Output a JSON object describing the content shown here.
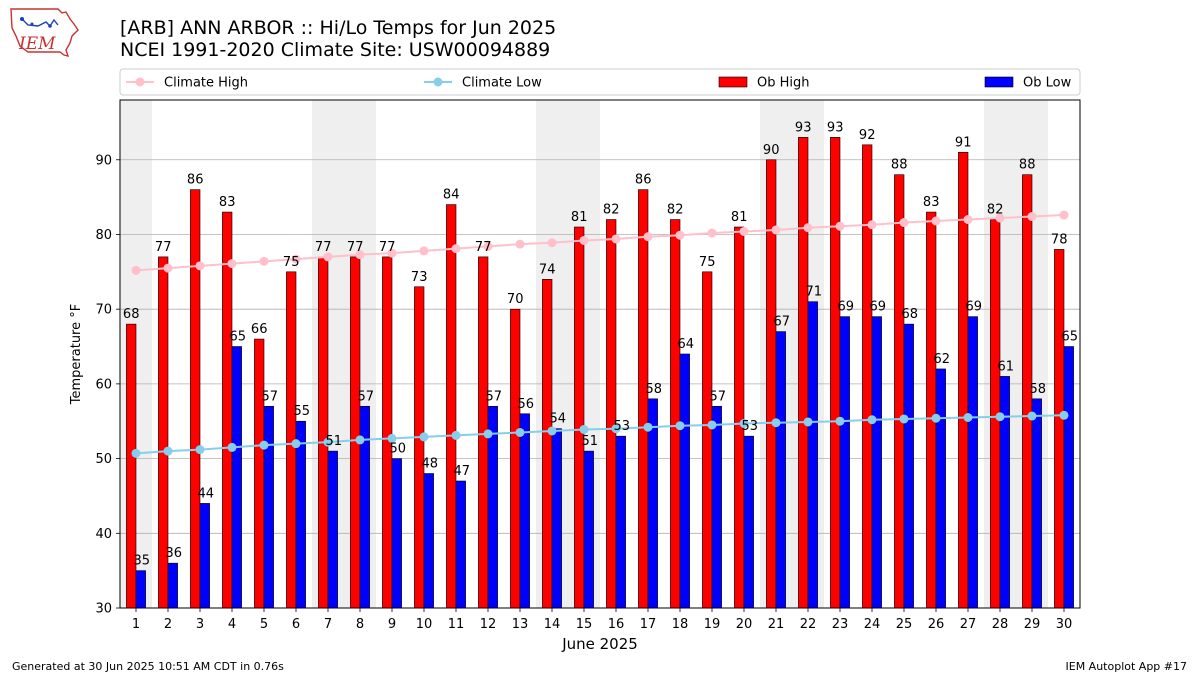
{
  "title_line1": "[ARB] ANN ARBOR :: Hi/Lo Temps for Jun 2025",
  "title_line2": "NCEI 1991-2020 Climate Site: USW00094889",
  "logo_text": "IEM",
  "footer_left": "Generated at 30 Jun 2025 10:51 AM CDT in 0.76s",
  "footer_right": "IEM Autoplot App #17",
  "colors": {
    "ob_high": "#ff0000",
    "ob_low": "#0000ff",
    "climate_high": "#ffc0cb",
    "climate_low": "#87ceeb",
    "weekend_shade": "#efefef",
    "grid": "#b0b0b0"
  },
  "chart_data": {
    "type": "bar",
    "title": "[ARB] ANN ARBOR :: Hi/Lo Temps for Jun 2025",
    "subtitle": "NCEI 1991-2020 Climate Site: USW00094889",
    "xlabel": "June 2025",
    "ylabel": "Temperature °F",
    "ylim": [
      30,
      98
    ],
    "yticks": [
      30,
      40,
      50,
      60,
      70,
      80,
      90
    ],
    "grid": true,
    "legend_position": "top",
    "categories": [
      "1",
      "2",
      "3",
      "4",
      "5",
      "6",
      "7",
      "8",
      "9",
      "10",
      "11",
      "12",
      "13",
      "14",
      "15",
      "16",
      "17",
      "18",
      "19",
      "20",
      "21",
      "22",
      "23",
      "24",
      "25",
      "26",
      "27",
      "28",
      "29",
      "30"
    ],
    "shaded_days": [
      "1",
      "7",
      "8",
      "14",
      "15",
      "21",
      "22",
      "28",
      "29"
    ],
    "series": [
      {
        "name": "Climate High",
        "kind": "line",
        "values": [
          75.2,
          75.5,
          75.8,
          76.1,
          76.4,
          76.7,
          77.0,
          77.3,
          77.5,
          77.8,
          78.1,
          78.4,
          78.7,
          78.9,
          79.2,
          79.4,
          79.7,
          79.9,
          80.2,
          80.4,
          80.6,
          80.9,
          81.1,
          81.3,
          81.6,
          81.8,
          82.0,
          82.2,
          82.4,
          82.6
        ]
      },
      {
        "name": "Climate Low",
        "kind": "line",
        "values": [
          50.7,
          51.0,
          51.2,
          51.5,
          51.8,
          52.0,
          52.2,
          52.5,
          52.7,
          52.9,
          53.1,
          53.3,
          53.5,
          53.7,
          53.9,
          54.0,
          54.2,
          54.4,
          54.5,
          54.7,
          54.8,
          54.9,
          55.0,
          55.2,
          55.3,
          55.4,
          55.5,
          55.6,
          55.7,
          55.8
        ]
      },
      {
        "name": "Ob High",
        "kind": "bar",
        "values": [
          68,
          77,
          86,
          83,
          66,
          75,
          77,
          77,
          77,
          73,
          84,
          77,
          70,
          74,
          81,
          82,
          86,
          82,
          75,
          81,
          90,
          93,
          93,
          92,
          88,
          83,
          91,
          82,
          88,
          78
        ]
      },
      {
        "name": "Ob Low",
        "kind": "bar",
        "values": [
          35,
          36,
          44,
          65,
          57,
          55,
          51,
          57,
          50,
          48,
          47,
          57,
          56,
          54,
          51,
          53,
          58,
          64,
          57,
          53,
          67,
          71,
          69,
          69,
          68,
          62,
          69,
          61,
          58,
          65
        ]
      }
    ]
  }
}
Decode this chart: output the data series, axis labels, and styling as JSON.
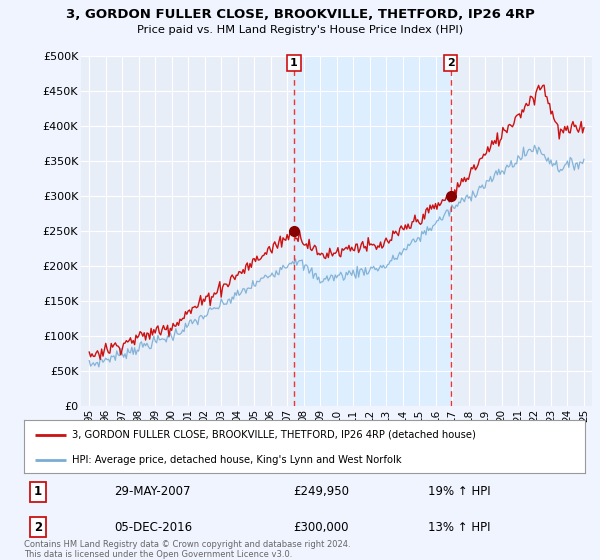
{
  "title_line1": "3, GORDON FULLER CLOSE, BROOKVILLE, THETFORD, IP26 4RP",
  "title_line2": "Price paid vs. HM Land Registry's House Price Index (HPI)",
  "ylabel_ticks": [
    "£0",
    "£50K",
    "£100K",
    "£150K",
    "£200K",
    "£250K",
    "£300K",
    "£350K",
    "£400K",
    "£450K",
    "£500K"
  ],
  "ytick_vals": [
    0,
    50000,
    100000,
    150000,
    200000,
    250000,
    300000,
    350000,
    400000,
    450000,
    500000
  ],
  "ylim": [
    0,
    500000
  ],
  "xlim_start": 1994.5,
  "xlim_end": 2025.5,
  "xtick_years": [
    1995,
    1996,
    1997,
    1998,
    1999,
    2000,
    2001,
    2002,
    2003,
    2004,
    2005,
    2006,
    2007,
    2008,
    2009,
    2010,
    2011,
    2012,
    2013,
    2014,
    2015,
    2016,
    2017,
    2018,
    2019,
    2020,
    2021,
    2022,
    2023,
    2024,
    2025
  ],
  "hpi_color": "#7aadd4",
  "price_color": "#cc1111",
  "vline_color": "#ee3333",
  "shade_color": "#ddeeff",
  "background_color": "#f0f4ff",
  "plot_bg": "#e8eef8",
  "grid_color": "#ffffff",
  "legend_label1": "3, GORDON FULLER CLOSE, BROOKVILLE, THETFORD, IP26 4RP (detached house)",
  "legend_label2": "HPI: Average price, detached house, King's Lynn and West Norfolk",
  "marker1_year": 2007.41,
  "marker1_price": 249950,
  "marker2_year": 2016.92,
  "marker2_price": 300000,
  "annotation1": [
    "1",
    "29-MAY-2007",
    "£249,950",
    "19% ↑ HPI"
  ],
  "annotation2": [
    "2",
    "05-DEC-2016",
    "£300,000",
    "13% ↑ HPI"
  ],
  "footer": "Contains HM Land Registry data © Crown copyright and database right 2024.\nThis data is licensed under the Open Government Licence v3.0."
}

Goal of the exercise: Among the entries, how many lines contain the string "Temps"? Give the number without anything else.

Answer for this exercise: 2